[Task details]
Copy out the entries below precisely; nothing is to be omitted.

Records that describe figures:
'''
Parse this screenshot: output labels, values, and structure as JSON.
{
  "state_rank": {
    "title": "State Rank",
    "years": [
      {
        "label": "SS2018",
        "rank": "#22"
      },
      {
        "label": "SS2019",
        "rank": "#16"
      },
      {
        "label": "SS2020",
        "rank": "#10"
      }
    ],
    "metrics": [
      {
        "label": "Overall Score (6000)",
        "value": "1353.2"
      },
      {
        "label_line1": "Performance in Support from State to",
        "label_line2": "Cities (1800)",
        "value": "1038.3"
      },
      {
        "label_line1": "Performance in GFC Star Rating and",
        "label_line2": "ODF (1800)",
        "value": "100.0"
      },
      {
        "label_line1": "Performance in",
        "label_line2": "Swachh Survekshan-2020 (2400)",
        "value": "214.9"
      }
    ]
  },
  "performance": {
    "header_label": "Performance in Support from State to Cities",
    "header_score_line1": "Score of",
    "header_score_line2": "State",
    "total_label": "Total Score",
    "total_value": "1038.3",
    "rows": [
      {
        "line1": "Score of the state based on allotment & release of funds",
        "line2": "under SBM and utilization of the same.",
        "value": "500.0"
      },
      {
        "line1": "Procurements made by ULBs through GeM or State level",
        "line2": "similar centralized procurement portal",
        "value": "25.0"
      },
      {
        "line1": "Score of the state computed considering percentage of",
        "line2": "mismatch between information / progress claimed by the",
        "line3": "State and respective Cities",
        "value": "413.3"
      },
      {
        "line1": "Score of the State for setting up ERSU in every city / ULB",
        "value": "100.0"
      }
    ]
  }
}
'''
[Response]
Parse this screenshot: output labels, values, and structure as JSON.
{
  "state_rank": {
    "title": "State Rank",
    "years": [
      {
        "label": "SS2018",
        "rank": "#22"
      },
      {
        "label": "SS2019",
        "rank": "#16"
      },
      {
        "label": "SS2020",
        "rank": "#10"
      }
    ],
    "metrics": [
      {
        "label": "Overall Score (6000)",
        "value": "1353.2"
      },
      {
        "label_line1": "Performance in Support from State to",
        "label_line2": "Cities (1800)",
        "value": "1038.3"
      },
      {
        "label_line1": "Performance in GFC Star Rating and",
        "label_line2": "ODF (1800)",
        "value": "100.0"
      },
      {
        "label_line1": "Performance in",
        "label_line2": "Swachh Survekshan-2020 (2400)",
        "value": "214.9"
      }
    ]
  },
  "performance": {
    "header_label": "Performance in Support from State to Cities",
    "header_score_line1": "Score of",
    "header_score_line2": "State",
    "total_label": "Total Score",
    "total_value": "1038.3",
    "rows": [
      {
        "line1": "Score of the state based on allotment & release of funds",
        "line2": "under SBM and utilization of the same.",
        "value": "500.0"
      },
      {
        "line1": "Procurements made by ULBs through GeM or State level",
        "line2": "similar centralized procurement portal",
        "value": "25.0"
      },
      {
        "line1": "Score of the state computed considering percentage of",
        "line2": "mismatch between information / progress claimed by the",
        "line3": "State and respective Cities",
        "value": "413.3"
      },
      {
        "line1": "Score of the State for setting up ERSU in every city / ULB",
        "value": "100.0"
      }
    ]
  }
}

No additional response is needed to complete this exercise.